++++ RECORDS SHOWN
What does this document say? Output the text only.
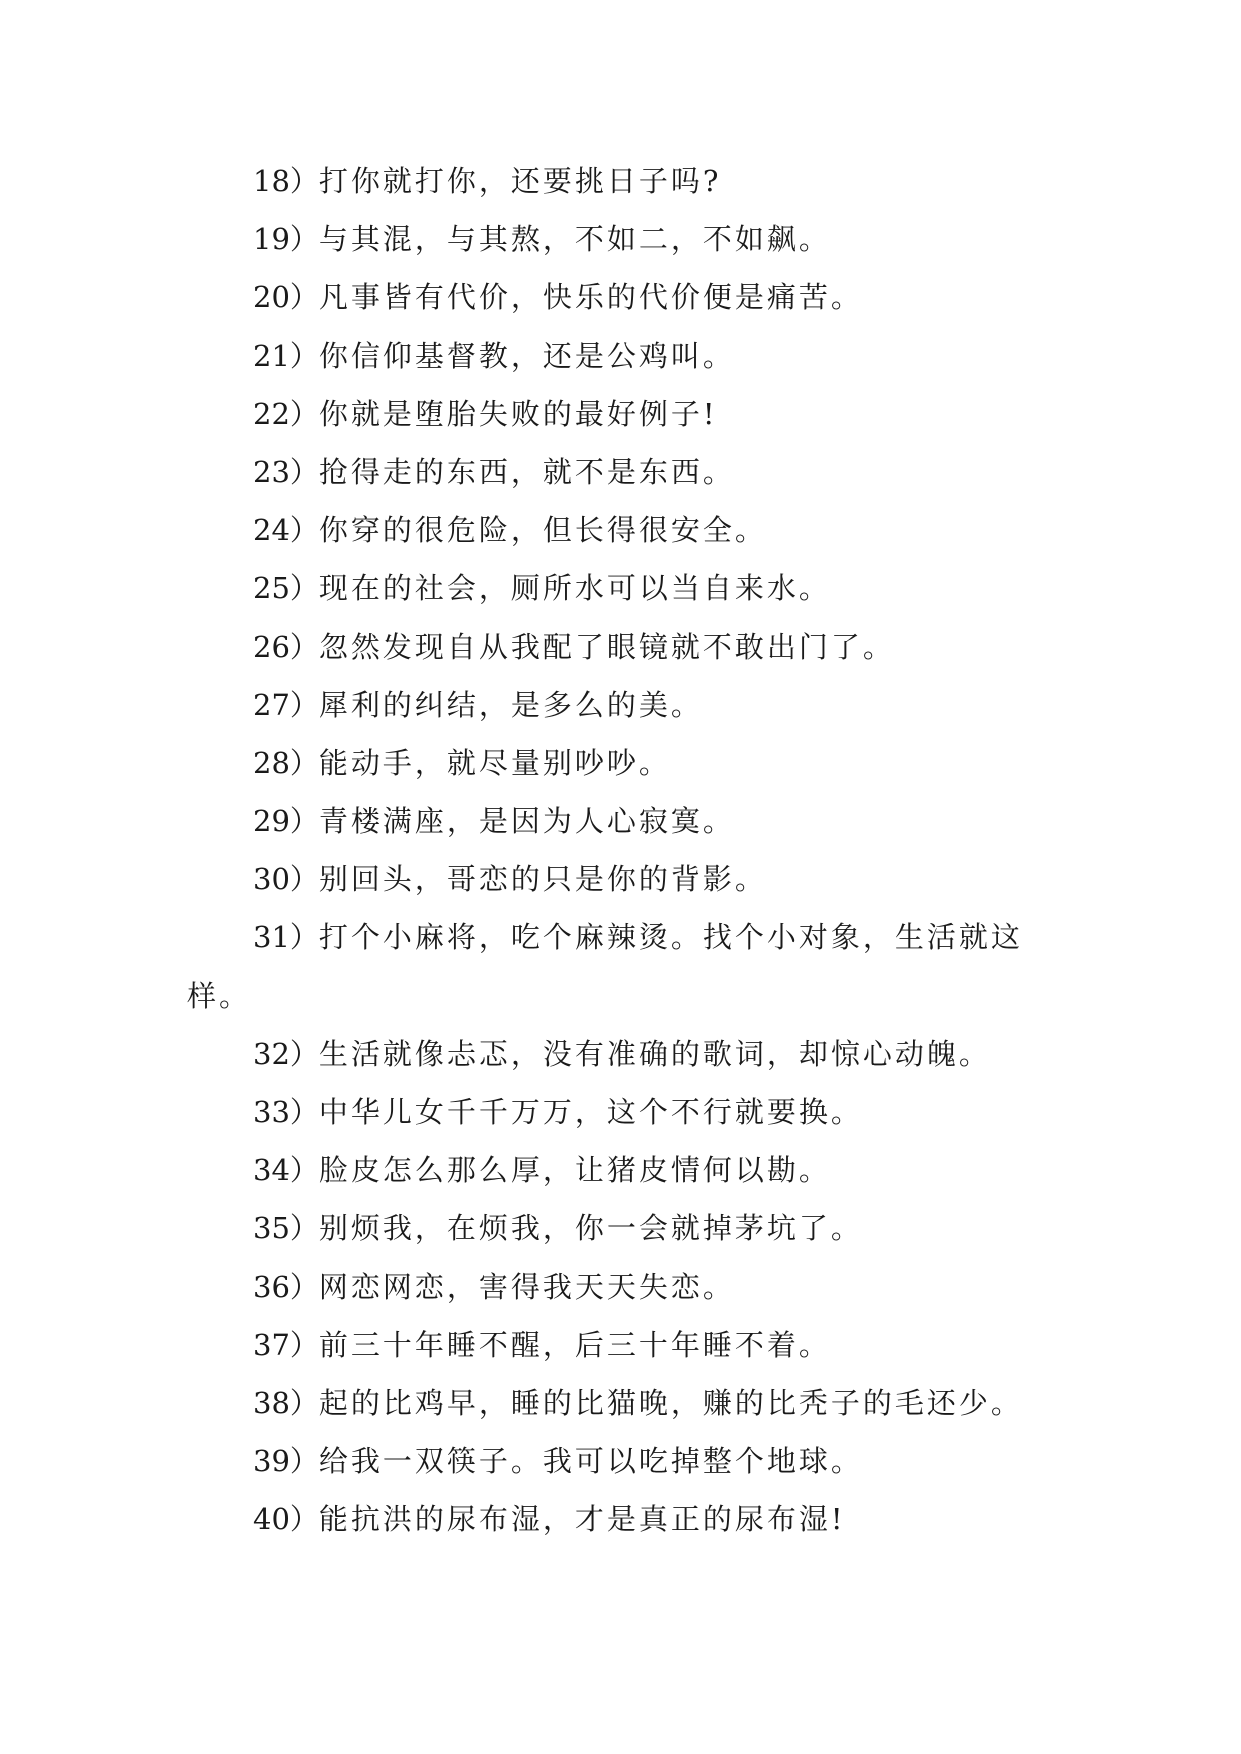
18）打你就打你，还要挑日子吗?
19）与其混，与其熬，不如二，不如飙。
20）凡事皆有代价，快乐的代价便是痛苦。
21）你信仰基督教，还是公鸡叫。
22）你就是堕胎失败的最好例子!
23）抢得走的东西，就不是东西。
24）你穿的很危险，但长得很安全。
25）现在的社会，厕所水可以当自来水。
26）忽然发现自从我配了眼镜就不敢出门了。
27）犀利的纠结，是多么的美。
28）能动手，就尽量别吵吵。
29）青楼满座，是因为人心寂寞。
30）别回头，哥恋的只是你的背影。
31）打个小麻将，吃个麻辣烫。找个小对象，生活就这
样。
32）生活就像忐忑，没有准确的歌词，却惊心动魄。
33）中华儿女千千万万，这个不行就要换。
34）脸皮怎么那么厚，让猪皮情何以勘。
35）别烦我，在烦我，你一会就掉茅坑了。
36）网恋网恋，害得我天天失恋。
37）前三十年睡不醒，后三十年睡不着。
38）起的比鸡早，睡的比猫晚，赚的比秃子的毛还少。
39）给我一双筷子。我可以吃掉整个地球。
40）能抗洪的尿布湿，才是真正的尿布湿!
++++++++
▶ _DIRECTIONS FOR THIS TASK_
Copy out all of the data word for word. Do not carry over any picture.

▶ _SOLUTION FOR THIS PROBLEM_
What does this document say? Output the text only.
18）打你就打你，还要挑日子吗?
19）与其混，与其熬，不如二，不如飙。
20）凡事皆有代价，快乐的代价便是痛苦。
21）你信仰基督教，还是公鸡叫。
22）你就是堕胎失败的最好例子!
23）抢得走的东西，就不是东西。
24）你穿的很危险，但长得很安全。
25）现在的社会，厕所水可以当自来水。
26）忽然发现自从我配了眼镜就不敢出门了。
27）犀利的纠结，是多么的美。
28）能动手，就尽量别吵吵。
29）青楼满座，是因为人心寂寞。
30）别回头，哥恋的只是你的背影。
31）打个小麻将，吃个麻辣烫。找个小对象，生活就这
样。
32）生活就像忐忑，没有准确的歌词，却惊心动魄。
33）中华儿女千千万万，这个不行就要换。
34）脸皮怎么那么厚，让猪皮情何以勘。
35）别烦我，在烦我，你一会就掉茅坑了。
36）网恋网恋，害得我天天失恋。
37）前三十年睡不醒，后三十年睡不着。
38）起的比鸡早，睡的比猫晚，赚的比秃子的毛还少。
39）给我一双筷子。我可以吃掉整个地球。
40）能抗洪的尿布湿，才是真正的尿布湿!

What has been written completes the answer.